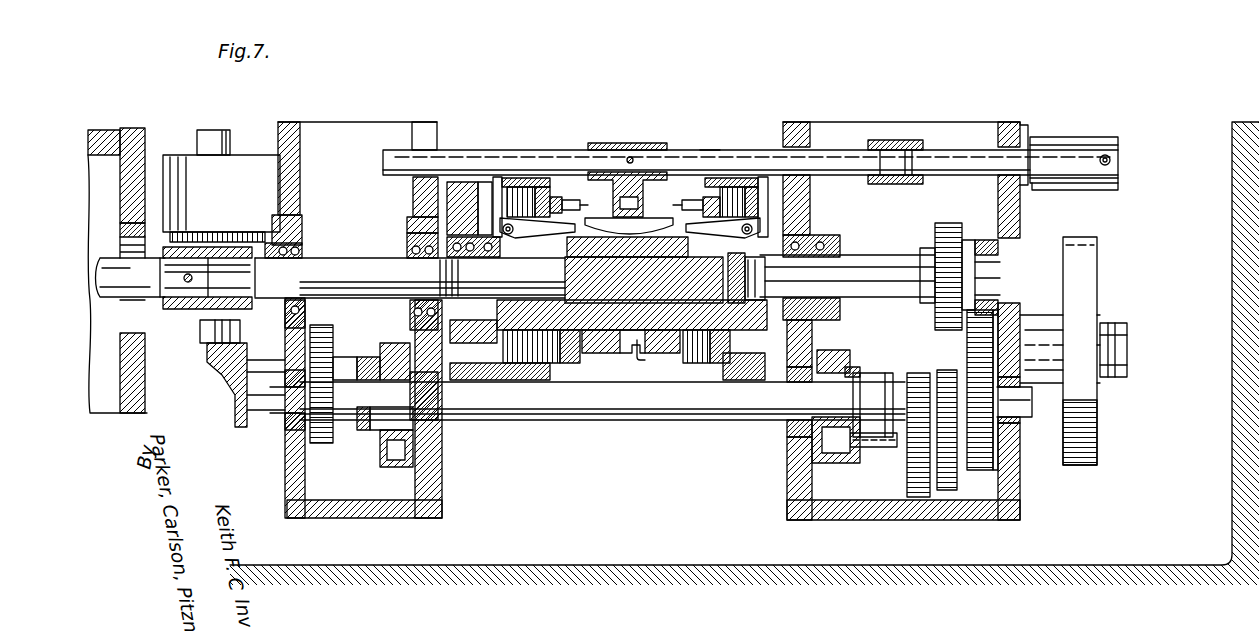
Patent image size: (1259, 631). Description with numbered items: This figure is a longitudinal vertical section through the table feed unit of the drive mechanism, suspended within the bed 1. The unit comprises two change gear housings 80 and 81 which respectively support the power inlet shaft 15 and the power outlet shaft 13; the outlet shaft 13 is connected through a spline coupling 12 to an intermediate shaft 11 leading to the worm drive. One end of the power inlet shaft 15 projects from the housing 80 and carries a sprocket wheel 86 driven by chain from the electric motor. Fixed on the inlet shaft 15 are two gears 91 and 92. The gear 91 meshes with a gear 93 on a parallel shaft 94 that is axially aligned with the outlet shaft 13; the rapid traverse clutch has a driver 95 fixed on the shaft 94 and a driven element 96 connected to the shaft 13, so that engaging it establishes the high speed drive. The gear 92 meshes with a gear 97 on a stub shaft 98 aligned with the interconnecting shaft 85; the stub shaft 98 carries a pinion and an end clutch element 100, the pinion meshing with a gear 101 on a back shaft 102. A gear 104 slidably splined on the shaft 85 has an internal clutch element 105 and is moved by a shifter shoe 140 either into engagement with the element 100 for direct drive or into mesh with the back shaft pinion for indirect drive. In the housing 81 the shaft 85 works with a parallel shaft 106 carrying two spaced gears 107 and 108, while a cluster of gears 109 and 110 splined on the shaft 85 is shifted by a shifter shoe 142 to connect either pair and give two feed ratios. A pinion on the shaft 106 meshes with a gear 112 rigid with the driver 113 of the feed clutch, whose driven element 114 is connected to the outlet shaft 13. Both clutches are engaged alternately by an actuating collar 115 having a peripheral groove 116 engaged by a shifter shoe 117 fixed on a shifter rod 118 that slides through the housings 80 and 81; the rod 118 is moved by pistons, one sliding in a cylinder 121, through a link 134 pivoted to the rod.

The bed 1 is at (1238, 388).
The intermediate shaft 11 is at (120, 288).
The spline coupling 12 is at (180, 310).
The power outlet shaft 13 is at (342, 258).
The power inlet shaft 15 is at (895, 320).
The change gear housing 80 is at (800, 125).
The change gear housing 81 is at (290, 124).
The shaft 85 is at (637, 420).
The sprocket wheel 86 is at (1088, 283).
The gear 91 is at (935, 345).
The gear 92 is at (1000, 347).
The gear 93 is at (948, 224).
The shaft 94 is at (884, 255).
The driver 95 is at (725, 368).
The driven element 96 is at (714, 196).
The gear 97 is at (990, 465).
The stub shaft 98 is at (1010, 397).
The end clutch element 100 is at (905, 372).
The gear 101 is at (918, 497).
The back shaft 102 is at (880, 447).
The gear 104 is at (843, 352).
The internal clutch element 105 is at (866, 373).
The shaft 106 is at (262, 408).
The gear 107 is at (390, 345).
The gear 108 is at (328, 328).
The gear 109 is at (395, 443).
The gear 110 is at (368, 430).
The gear 112 is at (463, 182).
The driver 113 is at (525, 178).
The driven element 114 is at (555, 195).
The actuating collar 115 is at (614, 355).
The peripheral groove 116 is at (645, 357).
The shifter shoe 117 is at (640, 143).
The shifter rod 118 is at (707, 152).
The cylinder 121 is at (1078, 140).
The link 134 is at (913, 145).
The shifter shoe 140 is at (818, 462).
The shifter shoe 142 is at (395, 462).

====

Recast everything from the start of the rows down to and including the line that contains "The spline coupling 12 is at (180, 310)." as a Markdown table with the columns Index and Line, numbering each line. Omit blank lines and pictures.

| Index | Line |
|---|---|
| 1 | Patent image size: (1259, 631). Description with numbered items: This figure is a longitudinal vertical section through the table feed unit of the drive mechanism, suspended within the bed 1. The unit comprises two change gear housings 80 and 81 which respectively support the power inlet shaft 15 and the power outlet shaft 13; the outlet shaft 13 is connected through a spline coupling 12 to an intermediate shaft 11 leading to the worm drive. One end of the power inlet shaft 15 projects from the housing 80 and carries a sprocket wheel 86 driven by chain from the electric motor. Fixed on the inlet shaft 15 are two gears 91 and 92. The gear 91 meshes with a gear 93 on a parallel shaft 94 that is axially aligned with the outlet shaft 13; the rapid traverse clutch has a driver 95 fixed on the shaft 94 and a driven element 96 connected to the shaft 13, so that engaging it establishes the high speed drive. The gear 92 meshes with a gear 97 on a stub shaft 98 aligned with the interconnecting shaft 85; the stub shaft 98 carries a pinion and an end clutch element 100, the pinion meshing with a gear 101 on a back shaft 102. A gear 104 slidably splined on the shaft 85 has an internal clutch element 105 and is moved by a shifter shoe 140 either into engagement with the element 100 for direct drive or into mesh with the back shaft pinion for indirect drive. In the housing 81 the shaft 85 works with a parallel shaft 106 carrying two spaced gears 107 and 108, while a cluster of gears 109 and 110 splined on the shaft 85 is shifted by a shifter shoe 142 to connect either pair and give two feed ratios. A pinion on the shaft 106 meshes with a gear 112 rigid with the driver 113 of the feed clutch, whose driven element 114 is connected to the outlet shaft 13. Both clutches are engaged alternately by an actuating collar 115 having a peripheral groove 116 engaged by a shifter shoe 117 fixed on a shifter rod 118 that slides through the housings 80 and 81; the rod 118 is moved by pistons, one sliding in a cylinder 121, through a link 134 pivoted to the rod. |
| 2 | The bed 1 is at (1238, 388). |
| 3 | The intermediate shaft 11 is at (120, 288). |
| 4 | The spline coupling 12 is at (180, 310). |